_YOUR TASK:_
In the copy, keep every record exact and leave out all images.

_TASK INPUT:_
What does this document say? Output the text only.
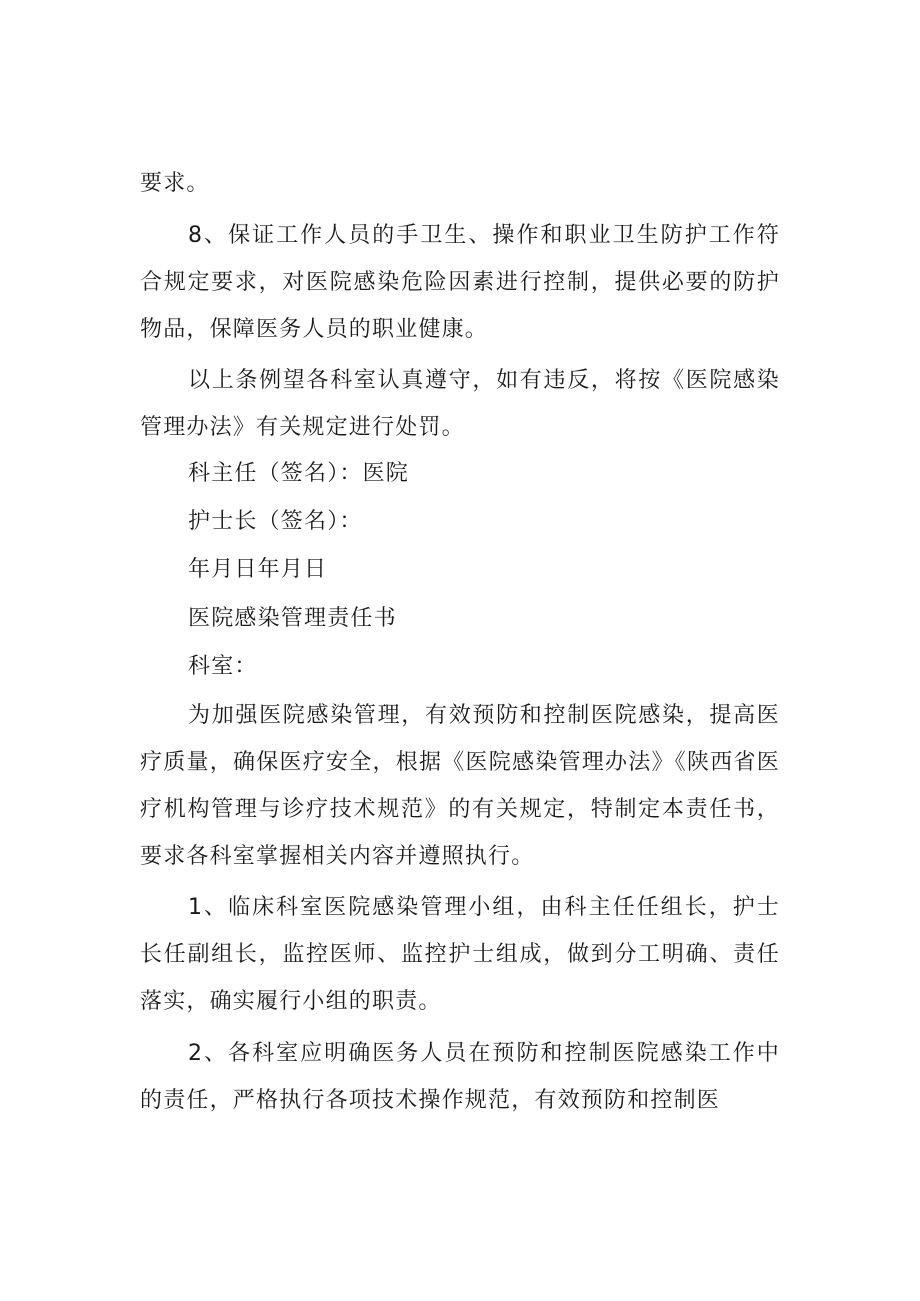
要求。

8、保证工作人员的手卫生、操作和职业卫生防护工作符合规定要求，对医院感染危险因素进行控制，提供必要的防护物品，保障医务人员的职业健康。

以上条例望各科室认真遵守，如有违反，将按《医院感染管理办法》有关规定进行处罚。

科主任（签名）：医院

护士长（签名）：

年月日年月日

医院感染管理责任书

科室：

为加强医院感染管理，有效预防和控制医院感染，提高医疗质量，确保医疗安全，根据《医院感染管理办法》《陕西省医疗机构管理与诊疗技术规范》的有关规定，特制定本责任书，要求各科室掌握相关内容并遵照执行。

1、临床科室医院感染管理小组，由科主任任组长，护士长任副组长，监控医师、监控护士组成，做到分工明确、责任落实，确实履行小组的职责。

2、各科室应明确医务人员在预防和控制医院感染工作中的责任，严格执行各项技术操作规范，有效预防和控制医
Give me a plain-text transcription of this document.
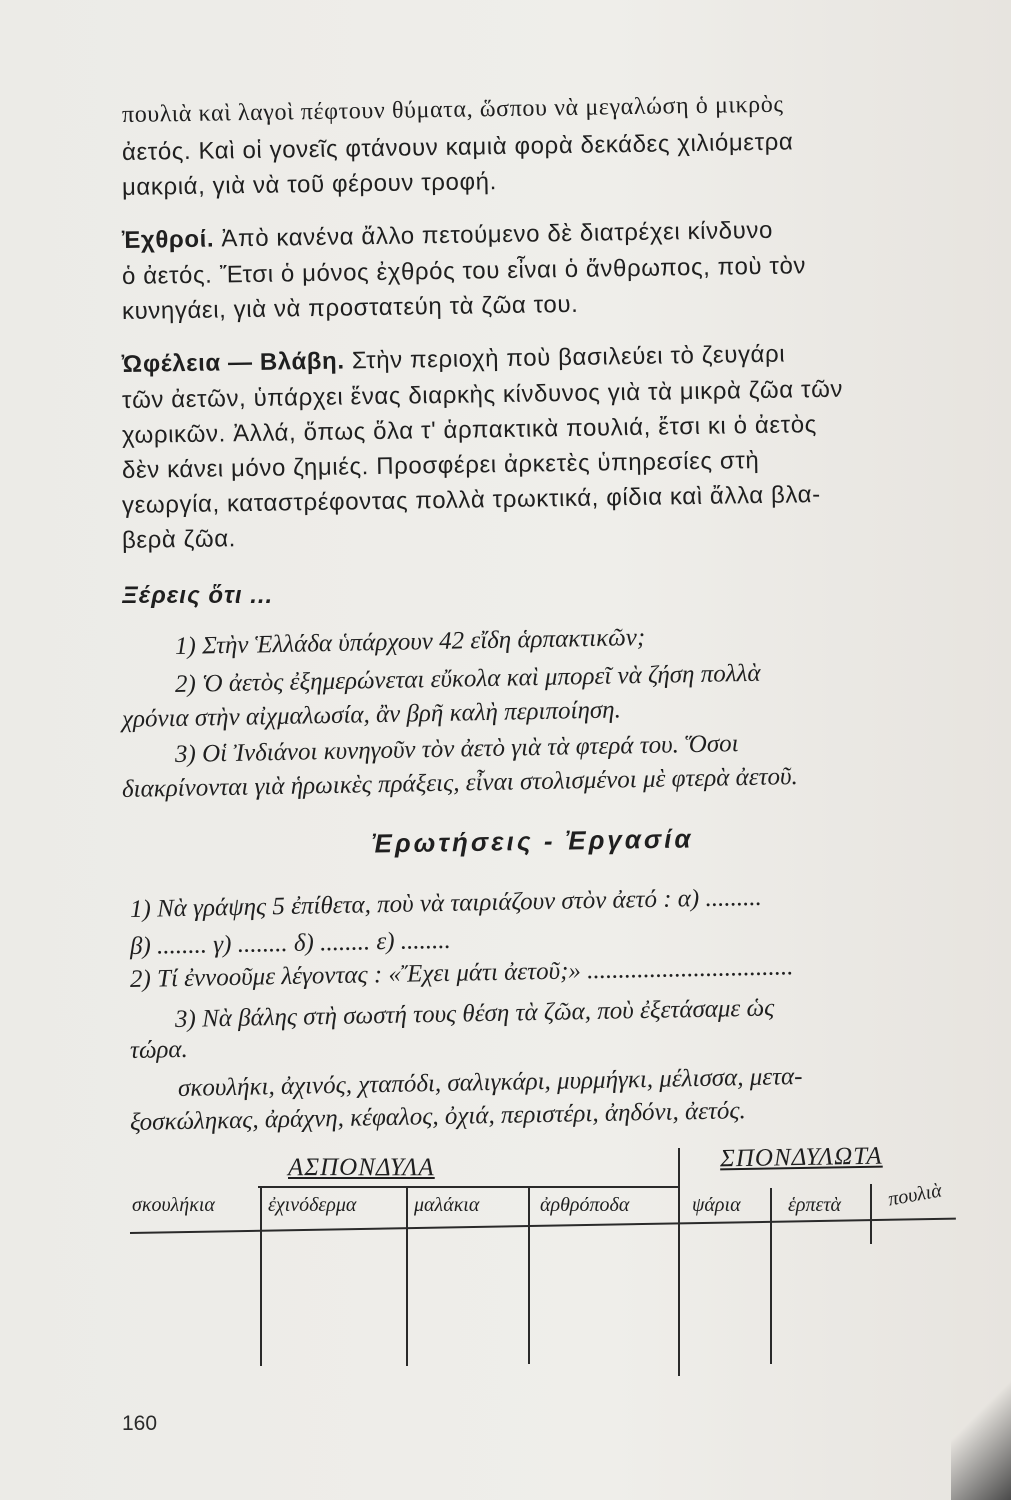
πουλιὰ καὶ λαγοὶ πέφτουν θύματα, ὥσπου νὰ μεγαλώση ὁ μικρὸς
ἀετός. Καὶ οἱ γονεῖς φτάνουν καμιὰ φορὰ δεκάδες χιλιόμετρα
μακριά, γιὰ νὰ τοῦ φέρουν τροφή.
Ἐχθροί. Ἀπὸ κανένα ἄλλο πετούμενο δὲ διατρέχει κίνδυνο
ὁ ἀετός. Ἔτσι ὁ μόνος ἐχθρός του εἶναι ὁ ἄνθρωπος, ποὺ τὸν
κυνηγάει, γιὰ νὰ προστατεύη τὰ ζῶα του.
Ὠφέλεια — Βλάβη. Στὴν περιοχὴ ποὺ βασιλεύει τὸ ζευγάρι
τῶν ἀετῶν, ὑπάρχει ἕνας διαρκὴς κίνδυνος γιὰ τὰ μικρὰ ζῶα τῶν
χωρικῶν. Ἀλλά, ὅπως ὅλα τ' ἁρπακτικὰ πουλιά, ἔτσι κι ὁ ἀετὸς
δὲν κάνει μόνο ζημιές. Προσφέρει ἀρκετὲς ὑπηρεσίες στὴ
γεωργία, καταστρέφοντας πολλὰ τρωκτικά, φίδια καὶ ἄλλα βλα-
βερὰ ζῶα.
Ξέρεις ὅτι ...
1) Στὴν Ἑλλάδα ὑπάρχουν 42 εἴδη ἁρπακτικῶν;
2) Ὁ ἀετὸς ἐξημερώνεται εὔκολα καὶ μπορεῖ νὰ ζήση πολλὰ
χρόνια στὴν αἰχμαλωσία, ἂν βρῆ καλὴ περιποίηση.
3) Οἱ Ἰνδιάνοι κυνηγοῦν τὸν ἀετὸ γιὰ τὰ φτερά του. Ὅσοι
διακρίνονται γιὰ ἡρωικὲς πράξεις, εἶναι στολισμένοι μὲ φτερὰ ἀετοῦ.
Ἐρωτήσεις - Ἐργασία
1) Νὰ γράψης 5 ἐπίθετα, ποὺ νὰ ταιριάζουν στὸν ἀετό : α) .........
β) ........ γ) ........ δ) ........ ε) ........
2) Τί ἐννοοῦμε λέγοντας : «Ἔχει μάτι ἀετοῦ;» .................................
3) Νὰ βάλης στὴ σωστή τους θέση τὰ ζῶα, ποὺ ἐξετάσαμε ὡς
τώρα.
σκουλήκι, ἀχινός, χταπόδι, σαλιγκάρι, μυρμήγκι, μέλισσα, μετα-
ξοσκώληκας, ἀράχνη, κέφαλος, ὀχιά, περιστέρι, ἀηδόνι, ἀετός.
ΑΣΠΟΝΔΥΛΑ	ΣΠΟΝΔΥΛΩΤΑ
σκουλήκια	ἐχινόδερμα	μαλάκια	ἀρθρόποδα	ψάρια ἑρπετὰ πουλιὰ
160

_OUTPUT FOR THIS EXERCISE:_
What does this document say? Output the text only.
要求。

8、保证工作人员的手卫生、操作和职业卫生防护工作符合规定要求，对医院感染危险因素进行控制，提供必要的防护物品，保障医务人员的职业健康。

以上条例望各科室认真遵守，如有违反，将按《医院感染管理办法》有关规定进行处罚。

科主任（签名）：医院

护士长（签名）：

年月日年月日

医院感染管理责任书

科室：

为加强医院感染管理，有效预防和控制医院感染，提高医疗质量，确保医疗安全，根据《医院感染管理办法》《陕西省医疗机构管理与诊疗技术规范》的有关规定，特制定本责任书，要求各科室掌握相关内容并遵照执行。

1、临床科室医院感染管理小组，由科主任任组长，护士长任副组长，监控医师、监控护士组成，做到分工明确、责任落实，确实履行小组的职责。

2、各科室应明确医务人员在预防和控制医院感染工作中的责任，严格执行各项技术操作规范，有效预防和控制医
Give me a plain-text transcription of this document.
πουλιὰ καὶ λαγοὶ πέφτουν θύματα, ὥσπου νὰ μεγαλώση ὁ μικρὸς
ἀετός. Καὶ οἱ γονεῖς φτάνουν καμιὰ φορὰ δεκάδες χιλιόμετρα
μακριά, γιὰ νὰ τοῦ φέρουν τροφή.
Ἐχθροί. Ἀπὸ κανένα ἄλλο πετούμενο δὲ διατρέχει κίνδυνο
ὁ ἀετός. Ἔτσι ὁ μόνος ἐχθρός του εἶναι ὁ ἄνθρωπος, ποὺ τὸν
κυνηγάει, γιὰ νὰ προστατεύη τὰ ζῶα του.
Ὠφέλεια — Βλάβη. Στὴν περιοχὴ ποὺ βασιλεύει τὸ ζευγάρι
τῶν ἀετῶν, ὑπάρχει ἕνας διαρκὴς κίνδυνος γιὰ τὰ μικρὰ ζῶα τῶν
χωρικῶν. Ἀλλά, ὅπως ὅλα τ' ἁρπακτικὰ πουλιά, ἔτσι κι ὁ ἀετὸς
δὲν κάνει μόνο ζημιές. Προσφέρει ἀρκετὲς ὑπηρεσίες στὴ
γεωργία, καταστρέφοντας πολλὰ τρωκτικά, φίδια καὶ ἄλλα βλα-
βερὰ ζῶα.
Ξέρεις ὅτι ...
1) Στὴν Ἑλλάδα ὑπάρχουν 42 εἴδη ἁρπακτικῶν;
2) Ὁ ἀετὸς ἐξημερώνεται εὔκολα καὶ μπορεῖ νὰ ζήση πολλὰ
χρόνια στὴν αἰχμαλωσία, ἂν βρῆ καλὴ περιποίηση.
3) Οἱ Ἰνδιάνοι κυνηγοῦν τὸν ἀετὸ γιὰ τὰ φτερά του. Ὅσοι
διακρίνονται γιὰ ἡρωικὲς πράξεις, εἶναι στολισμένοι μὲ φτερὰ ἀετοῦ.
Ἐρωτήσεις - Ἐργασία
1) Νὰ γράψης 5 ἐπίθετα, ποὺ νὰ ταιριάζουν στὸν ἀετό : α) .........
β) ........ γ) ........ δ) ........ ε) ........
2) Τί ἐννοοῦμε λέγοντας : «Ἔχει μάτι ἀετοῦ;» .................................
3) Νὰ βάλης στὴ σωστή τους θέση τὰ ζῶα, ποὺ ἐξετάσαμε ὡς
τώρα.
σκουλήκι, ἀχινός, χταπόδι, σαλιγκάρι, μυρμήγκι, μέλισσα, μετα-
ξοσκώληκας, ἀράχνη, κέφαλος, ὀχιά, περιστέρι, ἀηδόνι, ἀετός.
ΑΣΠΟΝΔΥΛΑ	ΣΠΟΝΔΥΛΩΤΑ
σκουλήκια	ἐχινόδερμα	μαλάκια	ἀρθρόποδα	ψάρια ἑρπετὰ πουλιὰ
160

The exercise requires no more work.